▶ Task requirements
Transcribe the data in full and exactly, omitting any pictures.

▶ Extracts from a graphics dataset

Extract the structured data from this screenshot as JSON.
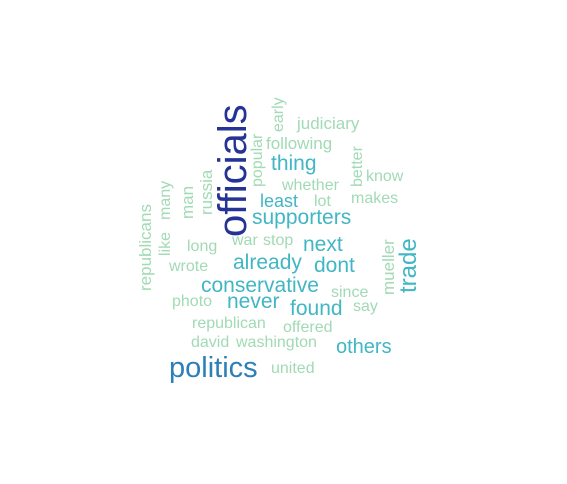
{
  "colors": {
    "navy": "#253494",
    "blue": "#2c7fb8",
    "teal": "#41b6c4",
    "mint": "#a1dab4"
  },
  "words": {
    "officials": "officials",
    "politics": "politics",
    "trade": "trade",
    "supporters": "supporters",
    "conservative": "conservative",
    "found": "found",
    "others": "others",
    "thing": "thing",
    "least": "least",
    "next": "next",
    "already": "already",
    "dont": "dont",
    "never": "never",
    "mueller": "mueller",
    "republicans": "republicans",
    "like": "like",
    "many": "many",
    "man": "man",
    "russia": "russia",
    "popular": "popular",
    "early": "early",
    "judiciary": "judiciary",
    "following": "following",
    "better": "better",
    "know": "know",
    "whether": "whether",
    "lot": "lot",
    "makes": "makes",
    "long": "long",
    "war": "war",
    "stop": "stop",
    "wrote": "wrote",
    "since": "since",
    "say": "say",
    "photo": "photo",
    "republican": "republican",
    "offered": "offered",
    "david": "david",
    "washington": "washington",
    "united": "united"
  }
}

▶ Expected answer
Extract the structured data from this screenshot as JSON.
{
  "colors": {
    "navy": "#253494",
    "blue": "#2c7fb8",
    "teal": "#41b6c4",
    "mint": "#a1dab4"
  },
  "words": {
    "officials": "officials",
    "politics": "politics",
    "trade": "trade",
    "supporters": "supporters",
    "conservative": "conservative",
    "found": "found",
    "others": "others",
    "thing": "thing",
    "least": "least",
    "next": "next",
    "already": "already",
    "dont": "dont",
    "never": "never",
    "mueller": "mueller",
    "republicans": "republicans",
    "like": "like",
    "many": "many",
    "man": "man",
    "russia": "russia",
    "popular": "popular",
    "early": "early",
    "judiciary": "judiciary",
    "following": "following",
    "better": "better",
    "know": "know",
    "whether": "whether",
    "lot": "lot",
    "makes": "makes",
    "long": "long",
    "war": "war",
    "stop": "stop",
    "wrote": "wrote",
    "since": "since",
    "say": "say",
    "photo": "photo",
    "republican": "republican",
    "offered": "offered",
    "david": "david",
    "washington": "washington",
    "united": "united"
  }
}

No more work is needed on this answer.